- _Set problem_
Return the listing below in full, with every line exactly as it is.

Records from a data source:
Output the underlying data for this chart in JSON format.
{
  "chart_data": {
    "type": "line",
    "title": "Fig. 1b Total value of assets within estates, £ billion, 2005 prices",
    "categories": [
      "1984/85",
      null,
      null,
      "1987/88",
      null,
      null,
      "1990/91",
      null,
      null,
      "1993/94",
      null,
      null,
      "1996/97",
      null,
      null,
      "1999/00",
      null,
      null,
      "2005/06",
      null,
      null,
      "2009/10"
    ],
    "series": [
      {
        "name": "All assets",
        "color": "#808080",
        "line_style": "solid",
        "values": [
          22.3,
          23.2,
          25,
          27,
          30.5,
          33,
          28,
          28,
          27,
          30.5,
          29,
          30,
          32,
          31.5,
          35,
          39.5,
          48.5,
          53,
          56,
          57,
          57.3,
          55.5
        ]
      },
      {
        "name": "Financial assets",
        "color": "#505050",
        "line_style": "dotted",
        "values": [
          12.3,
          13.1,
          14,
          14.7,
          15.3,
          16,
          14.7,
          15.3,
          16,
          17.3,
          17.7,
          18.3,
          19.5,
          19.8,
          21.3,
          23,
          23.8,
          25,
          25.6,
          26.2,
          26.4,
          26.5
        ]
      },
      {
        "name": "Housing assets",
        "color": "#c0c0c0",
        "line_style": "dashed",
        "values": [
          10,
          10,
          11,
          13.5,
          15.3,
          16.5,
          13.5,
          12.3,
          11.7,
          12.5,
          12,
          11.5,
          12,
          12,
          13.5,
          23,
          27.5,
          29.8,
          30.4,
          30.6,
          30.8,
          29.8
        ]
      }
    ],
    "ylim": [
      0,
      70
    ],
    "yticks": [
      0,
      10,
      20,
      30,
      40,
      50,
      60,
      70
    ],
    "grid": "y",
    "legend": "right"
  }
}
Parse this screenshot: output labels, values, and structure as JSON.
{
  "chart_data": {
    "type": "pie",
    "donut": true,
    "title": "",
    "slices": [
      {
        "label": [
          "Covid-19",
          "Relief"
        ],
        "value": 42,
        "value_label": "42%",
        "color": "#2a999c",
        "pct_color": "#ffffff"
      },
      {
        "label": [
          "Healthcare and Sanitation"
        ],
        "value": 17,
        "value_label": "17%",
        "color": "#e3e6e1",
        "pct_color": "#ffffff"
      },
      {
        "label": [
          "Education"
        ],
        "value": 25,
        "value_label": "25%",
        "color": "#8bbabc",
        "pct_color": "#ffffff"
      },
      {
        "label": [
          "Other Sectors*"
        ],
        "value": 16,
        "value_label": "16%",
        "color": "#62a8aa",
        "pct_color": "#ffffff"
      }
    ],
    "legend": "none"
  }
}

- _The reply_
Output the underlying data for this chart in JSON format.
{
  "chart_data": {
    "type": "line",
    "title": "Fig. 1b Total value of assets within estates, £ billion, 2005 prices",
    "categories": [
      "1984/85",
      null,
      null,
      "1987/88",
      null,
      null,
      "1990/91",
      null,
      null,
      "1993/94",
      null,
      null,
      "1996/97",
      null,
      null,
      "1999/00",
      null,
      null,
      "2005/06",
      null,
      null,
      "2009/10"
    ],
    "series": [
      {
        "name": "All assets",
        "color": "#808080",
        "line_style": "solid",
        "values": [
          22.3,
          23.2,
          25,
          27,
          30.5,
          33,
          28,
          28,
          27,
          30.5,
          29,
          30,
          32,
          31.5,
          35,
          39.5,
          48.5,
          53,
          56,
          57,
          57.3,
          55.5
        ]
      },
      {
        "name": "Financial assets",
        "color": "#505050",
        "line_style": "dotted",
        "values": [
          12.3,
          13.1,
          14,
          14.7,
          15.3,
          16,
          14.7,
          15.3,
          16,
          17.3,
          17.7,
          18.3,
          19.5,
          19.8,
          21.3,
          23,
          23.8,
          25,
          25.6,
          26.2,
          26.4,
          26.5
        ]
      },
      {
        "name": "Housing assets",
        "color": "#c0c0c0",
        "line_style": "dashed",
        "values": [
          10,
          10,
          11,
          13.5,
          15.3,
          16.5,
          13.5,
          12.3,
          11.7,
          12.5,
          12,
          11.5,
          12,
          12,
          13.5,
          23,
          27.5,
          29.8,
          30.4,
          30.6,
          30.8,
          29.8
        ]
      }
    ],
    "ylim": [
      0,
      70
    ],
    "yticks": [
      0,
      10,
      20,
      30,
      40,
      50,
      60,
      70
    ],
    "grid": "y",
    "legend": "right"
  }
}
Parse this screenshot: output labels, values, and structure as JSON.
{
  "chart_data": {
    "type": "pie",
    "donut": true,
    "title": "",
    "slices": [
      {
        "label": [
          "Covid-19",
          "Relief"
        ],
        "value": 42,
        "value_label": "42%",
        "color": "#2a999c",
        "pct_color": "#ffffff"
      },
      {
        "label": [
          "Healthcare and Sanitation"
        ],
        "value": 17,
        "value_label": "17%",
        "color": "#e3e6e1",
        "pct_color": "#ffffff"
      },
      {
        "label": [
          "Education"
        ],
        "value": 25,
        "value_label": "25%",
        "color": "#8bbabc",
        "pct_color": "#ffffff"
      },
      {
        "label": [
          "Other Sectors*"
        ],
        "value": 16,
        "value_label": "16%",
        "color": "#62a8aa",
        "pct_color": "#ffffff"
      }
    ],
    "legend": "none"
  }
}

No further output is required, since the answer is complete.